— STORED DATA —
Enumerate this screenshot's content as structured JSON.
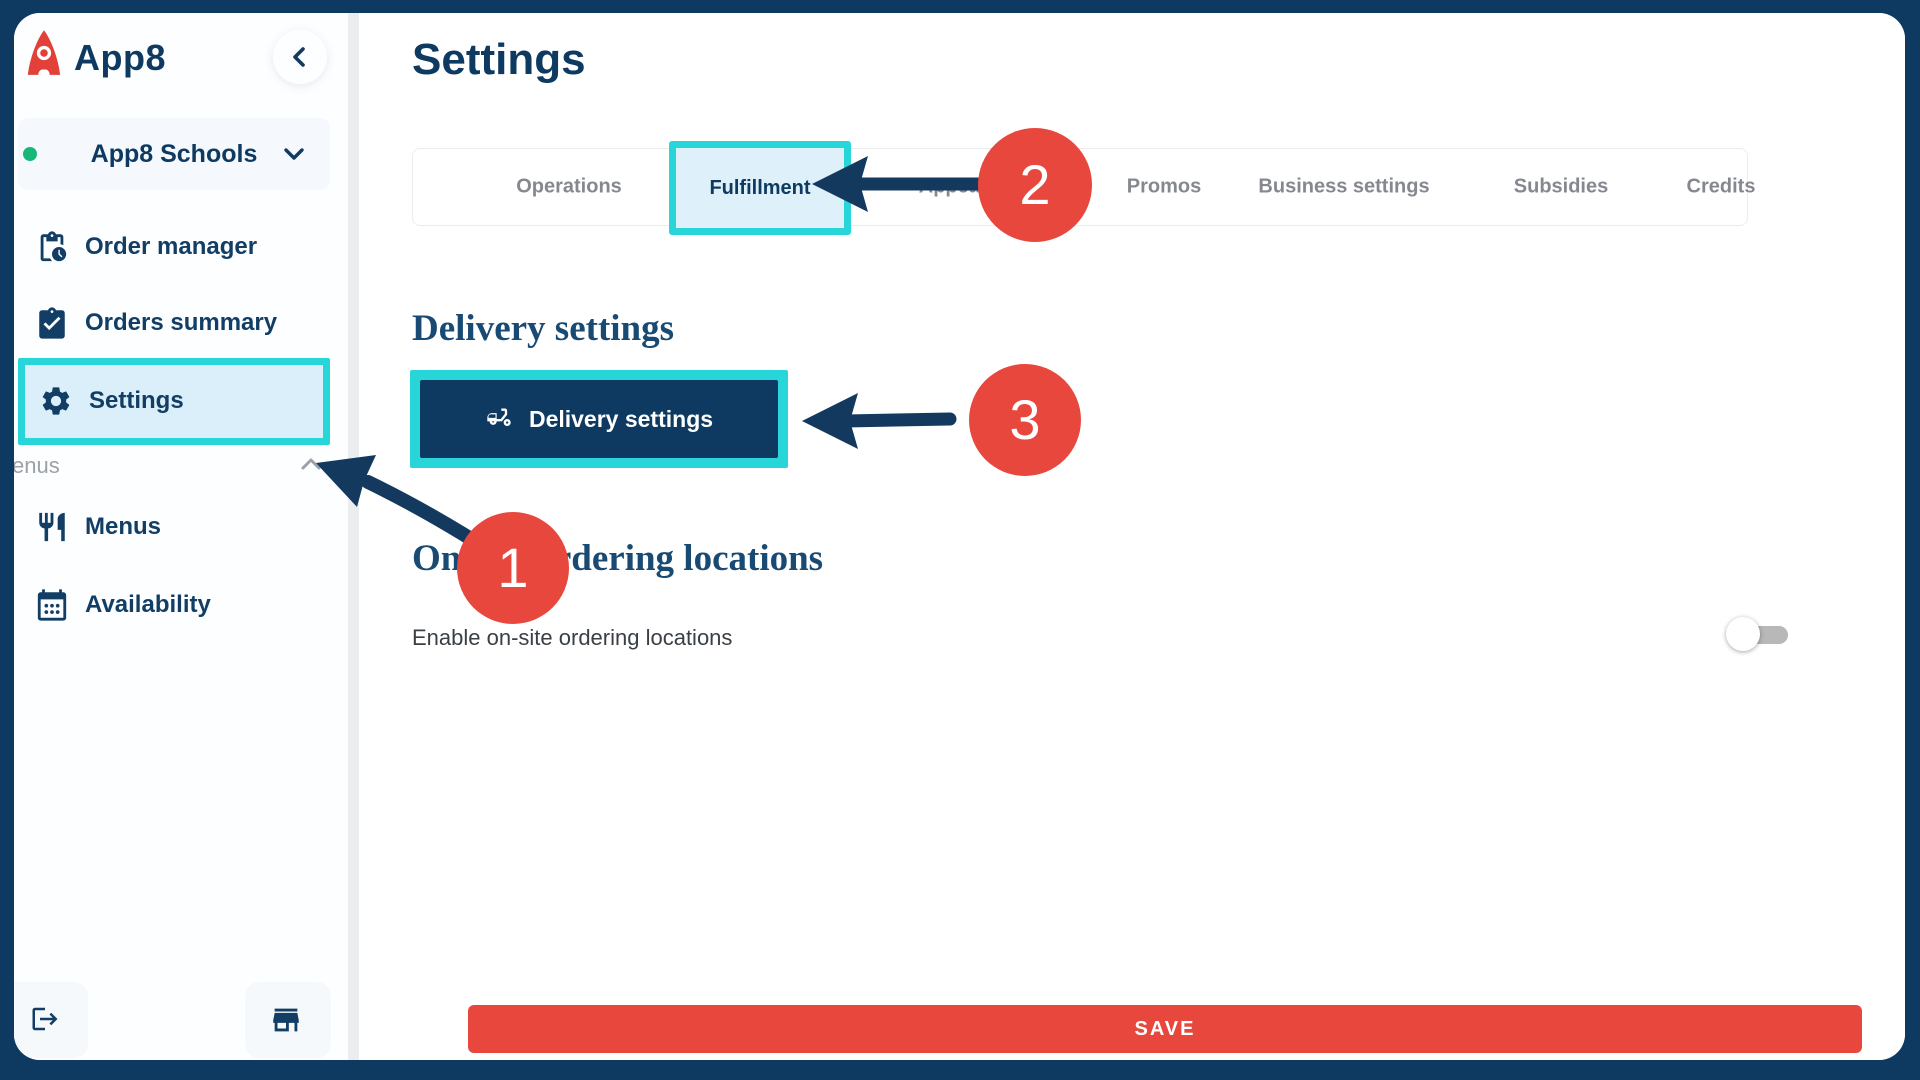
{
  "app": {
    "brand": "App8",
    "org_selector": {
      "label": "App8 Schools",
      "status_color": "#17b877"
    }
  },
  "sidebar": {
    "items": [
      {
        "label": "Order manager",
        "icon": "order-manager-icon",
        "active": false
      },
      {
        "label": "Orders summary",
        "icon": "clipboard-check-icon",
        "active": false
      },
      {
        "label": "Settings",
        "icon": "gear-icon",
        "active": true
      },
      {
        "label": "Menus",
        "icon": "restaurant-icon",
        "active": false
      },
      {
        "label": "Availability",
        "icon": "calendar-icon",
        "active": false
      }
    ],
    "section_label": "enus"
  },
  "page": {
    "title": "Settings"
  },
  "tabs": [
    {
      "label": "Operations",
      "active": false
    },
    {
      "label": "Fulfillment",
      "active": true
    },
    {
      "label": "Appearance",
      "active": false
    },
    {
      "label": "Promos",
      "active": false
    },
    {
      "label": "Business settings",
      "active": false
    },
    {
      "label": "Subsidies",
      "active": false
    },
    {
      "label": "Credits",
      "active": false
    }
  ],
  "delivery_section": {
    "heading": "Delivery settings",
    "button_label": "Delivery settings"
  },
  "onsite_section": {
    "heading": "On-site ordering locations",
    "toggle_label": "Enable on-site ordering locations",
    "toggle_state": "off"
  },
  "footer": {
    "save_label": "SAVE"
  },
  "annotations": {
    "steps": [
      "1",
      "2",
      "3"
    ]
  },
  "colors": {
    "navy": "#0e3a62",
    "annotation_red": "#e8473e",
    "highlight_cyan": "#28d5d9",
    "active_bg": "#def1fb",
    "green_dot": "#17b877"
  }
}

— STATED TASK —
Where a line holds "manager", copy it out.

— FINAL ANSWER —
        "label": "Order manager",
        "icon": "order-manager-icon",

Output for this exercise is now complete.